*Set problem*
Look through the lines below and extract any with the word "handover".

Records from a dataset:

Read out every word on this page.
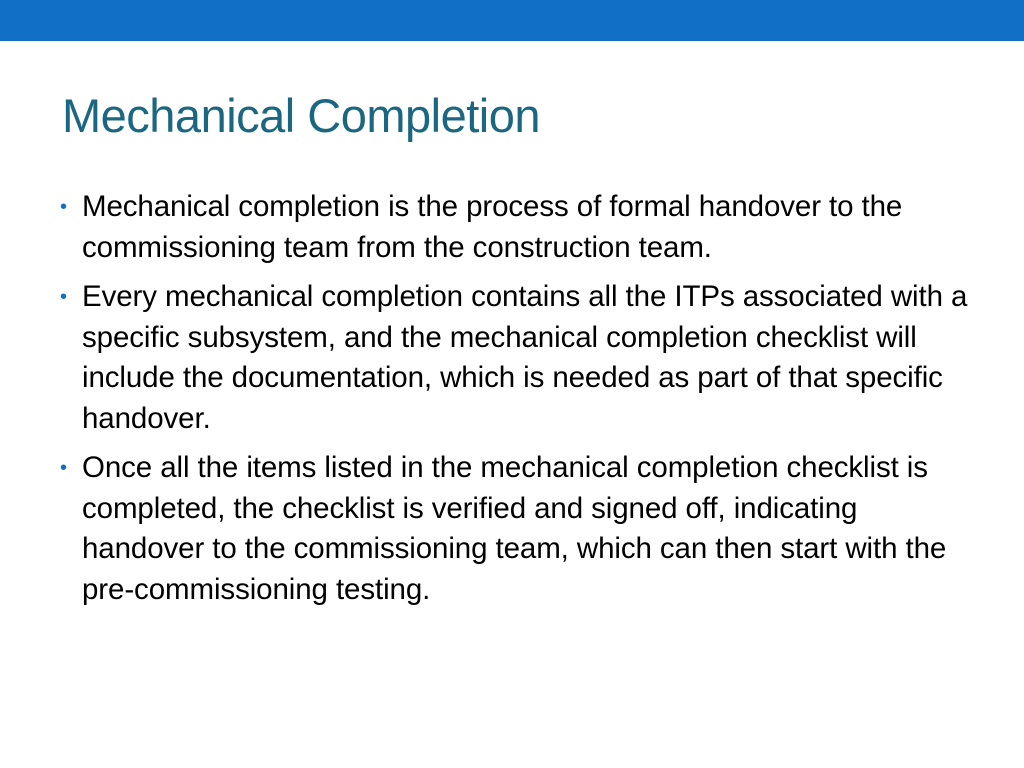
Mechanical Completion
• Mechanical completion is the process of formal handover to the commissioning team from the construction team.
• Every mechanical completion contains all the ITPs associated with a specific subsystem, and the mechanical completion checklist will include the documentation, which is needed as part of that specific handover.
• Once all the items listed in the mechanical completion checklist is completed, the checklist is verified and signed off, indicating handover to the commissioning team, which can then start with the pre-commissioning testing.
---
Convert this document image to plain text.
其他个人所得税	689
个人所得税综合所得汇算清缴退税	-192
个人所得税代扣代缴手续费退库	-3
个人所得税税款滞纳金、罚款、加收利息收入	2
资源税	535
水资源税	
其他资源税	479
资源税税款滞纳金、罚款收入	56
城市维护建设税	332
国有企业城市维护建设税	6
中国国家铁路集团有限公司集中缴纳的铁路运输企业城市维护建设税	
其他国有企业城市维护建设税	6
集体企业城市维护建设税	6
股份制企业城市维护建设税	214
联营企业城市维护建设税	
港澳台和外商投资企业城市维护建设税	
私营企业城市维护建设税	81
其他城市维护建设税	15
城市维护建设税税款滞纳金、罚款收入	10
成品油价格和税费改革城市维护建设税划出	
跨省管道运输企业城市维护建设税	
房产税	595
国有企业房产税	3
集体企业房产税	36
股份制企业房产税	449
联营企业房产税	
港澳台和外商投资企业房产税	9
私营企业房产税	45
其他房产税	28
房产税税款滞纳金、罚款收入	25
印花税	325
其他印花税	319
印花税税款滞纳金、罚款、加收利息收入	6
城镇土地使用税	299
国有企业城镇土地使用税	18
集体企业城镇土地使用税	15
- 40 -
...
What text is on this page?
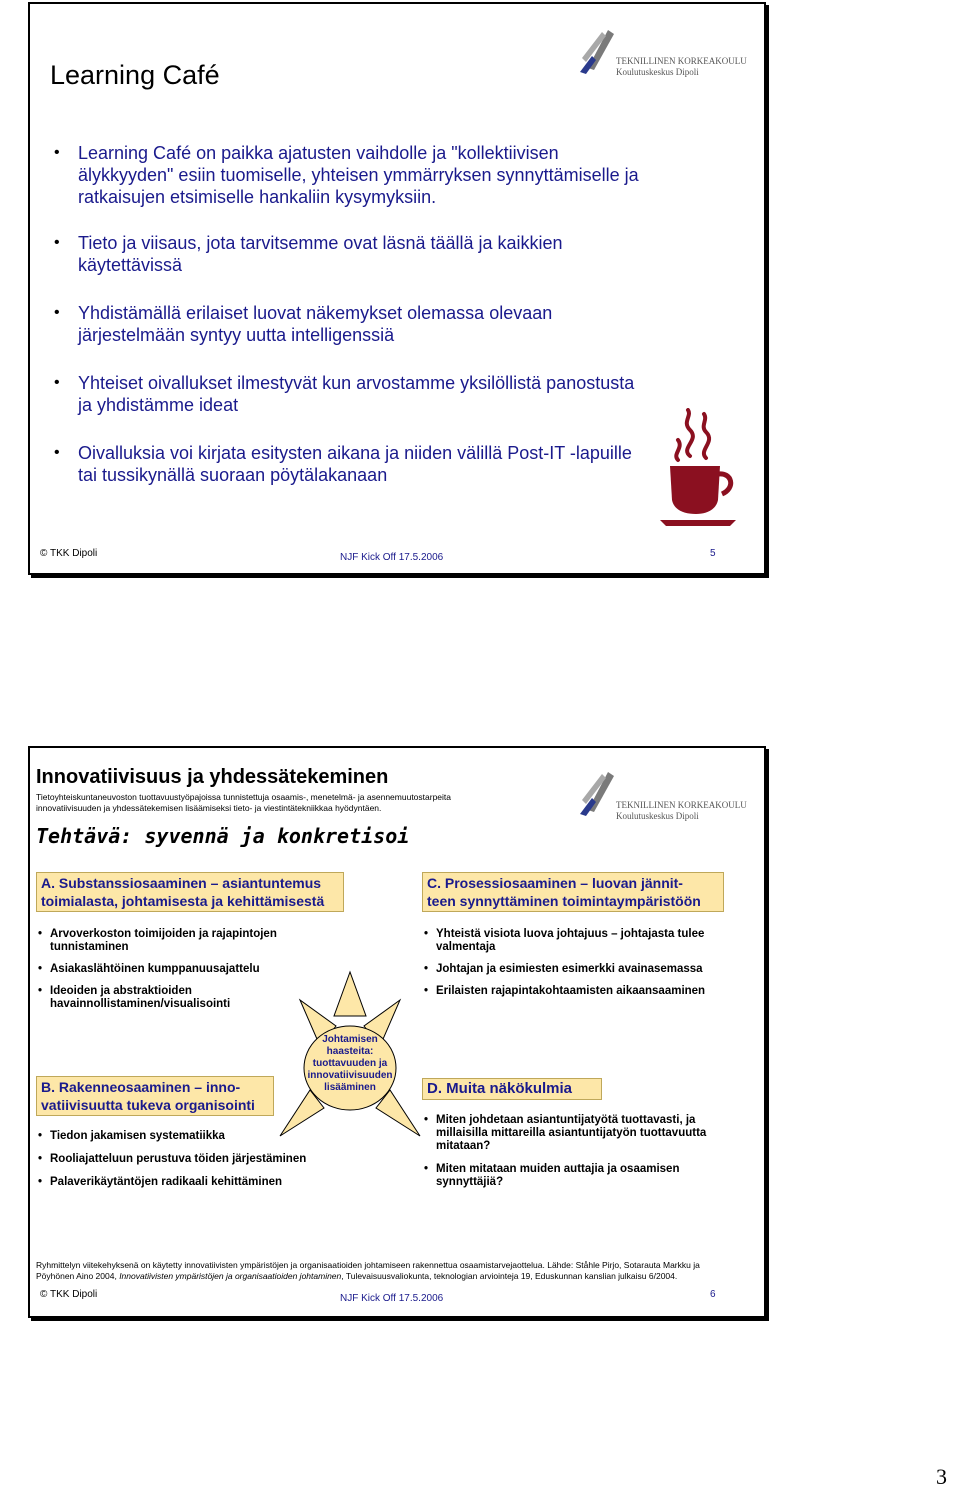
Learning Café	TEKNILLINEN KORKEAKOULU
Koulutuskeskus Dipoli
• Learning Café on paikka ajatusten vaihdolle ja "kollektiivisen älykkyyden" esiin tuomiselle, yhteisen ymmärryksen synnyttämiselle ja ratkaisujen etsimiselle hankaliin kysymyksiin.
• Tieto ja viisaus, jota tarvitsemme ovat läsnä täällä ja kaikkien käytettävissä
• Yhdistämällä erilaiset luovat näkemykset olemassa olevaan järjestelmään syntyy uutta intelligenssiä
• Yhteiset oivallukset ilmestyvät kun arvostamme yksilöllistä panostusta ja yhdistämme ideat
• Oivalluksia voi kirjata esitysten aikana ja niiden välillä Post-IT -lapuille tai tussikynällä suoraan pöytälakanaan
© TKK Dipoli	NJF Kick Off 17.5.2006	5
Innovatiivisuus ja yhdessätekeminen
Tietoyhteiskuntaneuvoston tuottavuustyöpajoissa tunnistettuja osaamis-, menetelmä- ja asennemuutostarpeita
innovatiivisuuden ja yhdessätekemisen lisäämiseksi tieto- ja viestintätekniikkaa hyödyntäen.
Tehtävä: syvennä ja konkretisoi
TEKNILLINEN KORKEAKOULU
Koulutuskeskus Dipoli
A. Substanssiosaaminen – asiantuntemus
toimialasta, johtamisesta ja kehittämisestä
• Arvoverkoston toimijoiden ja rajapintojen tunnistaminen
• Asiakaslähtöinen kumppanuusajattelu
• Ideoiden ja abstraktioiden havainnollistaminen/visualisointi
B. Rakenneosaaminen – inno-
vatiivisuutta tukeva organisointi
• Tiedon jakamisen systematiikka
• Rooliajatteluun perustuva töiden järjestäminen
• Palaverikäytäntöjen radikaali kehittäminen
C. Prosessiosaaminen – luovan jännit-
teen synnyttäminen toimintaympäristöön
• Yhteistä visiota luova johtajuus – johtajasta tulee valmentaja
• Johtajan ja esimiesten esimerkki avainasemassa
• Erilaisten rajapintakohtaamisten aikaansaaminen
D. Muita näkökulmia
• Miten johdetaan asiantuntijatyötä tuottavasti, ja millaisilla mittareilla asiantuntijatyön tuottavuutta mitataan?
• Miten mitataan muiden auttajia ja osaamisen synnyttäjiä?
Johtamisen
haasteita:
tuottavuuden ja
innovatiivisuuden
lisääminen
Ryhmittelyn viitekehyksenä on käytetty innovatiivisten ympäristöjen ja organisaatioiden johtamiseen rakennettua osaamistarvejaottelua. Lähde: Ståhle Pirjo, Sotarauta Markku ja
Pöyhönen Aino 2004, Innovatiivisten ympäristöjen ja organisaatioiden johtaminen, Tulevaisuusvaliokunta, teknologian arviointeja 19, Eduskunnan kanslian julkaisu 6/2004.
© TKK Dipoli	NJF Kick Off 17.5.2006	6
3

*The response*
• Mechanical completion is the process of formal handover to the commissioning team from the construction team.
• Every mechanical completion contains all the ITPs associated with a specific subsystem, and the mechanical completion checklist will include the documentation, which is needed as part of that specific handover.
• Once all the items listed in the mechanical completion checklist is completed, the checklist is verified and signed off, indicating handover to the commissioning team, which can then start with the pre-commissioning testing.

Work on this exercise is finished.